Written task »
Report how many lines of these entries hold the string "Credit"; reply with the number alone.

Supplied data »
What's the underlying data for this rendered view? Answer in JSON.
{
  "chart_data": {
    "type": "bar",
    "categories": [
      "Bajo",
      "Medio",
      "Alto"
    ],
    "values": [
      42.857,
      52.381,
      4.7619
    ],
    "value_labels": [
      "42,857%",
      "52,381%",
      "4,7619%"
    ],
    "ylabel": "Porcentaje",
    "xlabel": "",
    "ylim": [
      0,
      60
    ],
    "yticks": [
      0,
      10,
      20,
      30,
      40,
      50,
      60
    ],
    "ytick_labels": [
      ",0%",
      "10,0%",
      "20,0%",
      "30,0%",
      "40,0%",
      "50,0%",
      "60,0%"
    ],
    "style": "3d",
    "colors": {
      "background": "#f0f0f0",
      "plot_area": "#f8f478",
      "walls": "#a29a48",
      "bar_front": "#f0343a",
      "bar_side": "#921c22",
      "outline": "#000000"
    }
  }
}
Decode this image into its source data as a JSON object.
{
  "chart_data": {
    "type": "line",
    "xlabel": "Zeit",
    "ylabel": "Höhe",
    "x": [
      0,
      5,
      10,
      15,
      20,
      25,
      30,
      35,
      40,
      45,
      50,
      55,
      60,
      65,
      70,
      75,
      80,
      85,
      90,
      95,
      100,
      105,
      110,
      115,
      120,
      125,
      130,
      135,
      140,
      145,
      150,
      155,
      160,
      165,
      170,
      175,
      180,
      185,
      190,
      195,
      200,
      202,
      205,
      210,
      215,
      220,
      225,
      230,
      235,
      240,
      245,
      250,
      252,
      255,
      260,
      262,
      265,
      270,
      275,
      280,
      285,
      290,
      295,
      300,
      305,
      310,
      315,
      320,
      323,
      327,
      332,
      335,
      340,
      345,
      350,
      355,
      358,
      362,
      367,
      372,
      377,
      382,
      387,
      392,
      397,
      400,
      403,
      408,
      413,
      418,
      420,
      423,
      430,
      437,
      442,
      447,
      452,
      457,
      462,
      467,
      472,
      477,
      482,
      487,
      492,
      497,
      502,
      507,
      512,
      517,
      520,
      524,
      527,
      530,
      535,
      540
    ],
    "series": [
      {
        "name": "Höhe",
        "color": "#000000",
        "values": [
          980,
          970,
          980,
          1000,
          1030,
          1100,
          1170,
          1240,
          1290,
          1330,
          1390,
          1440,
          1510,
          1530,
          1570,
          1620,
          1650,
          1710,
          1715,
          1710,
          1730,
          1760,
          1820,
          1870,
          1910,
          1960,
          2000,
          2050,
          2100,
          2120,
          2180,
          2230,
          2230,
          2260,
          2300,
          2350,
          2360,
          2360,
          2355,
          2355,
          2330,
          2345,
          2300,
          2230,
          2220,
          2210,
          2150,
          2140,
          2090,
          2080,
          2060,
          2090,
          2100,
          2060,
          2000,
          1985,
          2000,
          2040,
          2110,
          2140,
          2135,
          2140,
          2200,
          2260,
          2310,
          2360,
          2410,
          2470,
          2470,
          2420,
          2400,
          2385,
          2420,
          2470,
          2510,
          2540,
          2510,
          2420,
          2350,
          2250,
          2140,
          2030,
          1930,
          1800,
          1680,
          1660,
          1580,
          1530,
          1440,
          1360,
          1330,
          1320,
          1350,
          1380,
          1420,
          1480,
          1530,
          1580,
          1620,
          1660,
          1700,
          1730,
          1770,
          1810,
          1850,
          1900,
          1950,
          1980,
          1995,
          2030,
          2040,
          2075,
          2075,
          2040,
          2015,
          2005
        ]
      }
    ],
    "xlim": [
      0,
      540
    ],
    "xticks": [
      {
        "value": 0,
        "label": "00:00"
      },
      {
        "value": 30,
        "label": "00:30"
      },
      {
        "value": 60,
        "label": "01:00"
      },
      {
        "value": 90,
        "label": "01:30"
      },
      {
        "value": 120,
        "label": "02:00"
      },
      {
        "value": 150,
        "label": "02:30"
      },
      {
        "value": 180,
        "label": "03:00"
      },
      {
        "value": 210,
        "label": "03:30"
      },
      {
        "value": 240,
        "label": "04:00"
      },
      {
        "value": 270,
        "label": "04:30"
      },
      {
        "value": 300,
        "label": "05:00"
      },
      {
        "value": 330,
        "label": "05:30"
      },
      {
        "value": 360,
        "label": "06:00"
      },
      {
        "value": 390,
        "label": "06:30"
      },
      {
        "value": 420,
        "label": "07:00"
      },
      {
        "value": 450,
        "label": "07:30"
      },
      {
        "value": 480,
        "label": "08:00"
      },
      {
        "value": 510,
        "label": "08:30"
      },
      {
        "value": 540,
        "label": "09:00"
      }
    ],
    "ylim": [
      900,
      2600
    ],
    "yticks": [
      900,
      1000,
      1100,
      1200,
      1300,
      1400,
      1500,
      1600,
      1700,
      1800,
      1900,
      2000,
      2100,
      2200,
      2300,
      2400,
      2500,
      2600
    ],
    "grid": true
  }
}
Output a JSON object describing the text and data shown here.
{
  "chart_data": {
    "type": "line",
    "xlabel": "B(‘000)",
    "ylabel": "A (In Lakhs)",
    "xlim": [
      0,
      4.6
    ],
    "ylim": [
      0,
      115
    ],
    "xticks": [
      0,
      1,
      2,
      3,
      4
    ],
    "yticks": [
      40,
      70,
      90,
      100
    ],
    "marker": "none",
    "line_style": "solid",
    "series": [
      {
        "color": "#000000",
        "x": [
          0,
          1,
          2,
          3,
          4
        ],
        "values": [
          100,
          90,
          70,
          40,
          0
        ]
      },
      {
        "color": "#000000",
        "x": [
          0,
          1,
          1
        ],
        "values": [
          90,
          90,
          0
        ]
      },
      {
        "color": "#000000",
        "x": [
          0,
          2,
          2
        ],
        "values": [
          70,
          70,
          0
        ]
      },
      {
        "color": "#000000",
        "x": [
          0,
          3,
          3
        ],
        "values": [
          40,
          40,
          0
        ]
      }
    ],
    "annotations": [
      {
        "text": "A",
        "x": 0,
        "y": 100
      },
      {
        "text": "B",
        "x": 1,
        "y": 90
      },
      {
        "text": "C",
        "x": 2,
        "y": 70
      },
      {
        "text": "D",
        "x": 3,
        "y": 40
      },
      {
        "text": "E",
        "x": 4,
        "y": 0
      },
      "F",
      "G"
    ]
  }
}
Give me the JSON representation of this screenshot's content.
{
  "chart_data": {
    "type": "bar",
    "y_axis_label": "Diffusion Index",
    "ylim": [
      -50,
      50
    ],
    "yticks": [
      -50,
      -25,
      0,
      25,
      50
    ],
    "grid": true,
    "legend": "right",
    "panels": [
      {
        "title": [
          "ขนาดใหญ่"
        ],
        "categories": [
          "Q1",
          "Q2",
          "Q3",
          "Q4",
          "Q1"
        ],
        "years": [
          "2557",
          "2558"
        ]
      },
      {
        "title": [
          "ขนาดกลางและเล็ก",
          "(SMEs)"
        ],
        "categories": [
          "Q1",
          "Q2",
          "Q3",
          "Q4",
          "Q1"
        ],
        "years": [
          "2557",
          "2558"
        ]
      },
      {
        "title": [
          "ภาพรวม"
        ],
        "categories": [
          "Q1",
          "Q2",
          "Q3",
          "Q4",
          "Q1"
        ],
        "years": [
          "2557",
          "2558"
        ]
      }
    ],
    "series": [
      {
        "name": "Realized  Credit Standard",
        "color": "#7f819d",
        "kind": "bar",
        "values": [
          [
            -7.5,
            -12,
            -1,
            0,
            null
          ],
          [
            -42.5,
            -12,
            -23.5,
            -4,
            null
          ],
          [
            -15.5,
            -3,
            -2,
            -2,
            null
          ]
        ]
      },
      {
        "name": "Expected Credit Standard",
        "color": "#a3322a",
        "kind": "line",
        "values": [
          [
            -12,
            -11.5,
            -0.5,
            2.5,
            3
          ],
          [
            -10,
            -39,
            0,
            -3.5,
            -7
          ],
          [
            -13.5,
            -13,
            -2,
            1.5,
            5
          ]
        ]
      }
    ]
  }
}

Solution to this problem »
2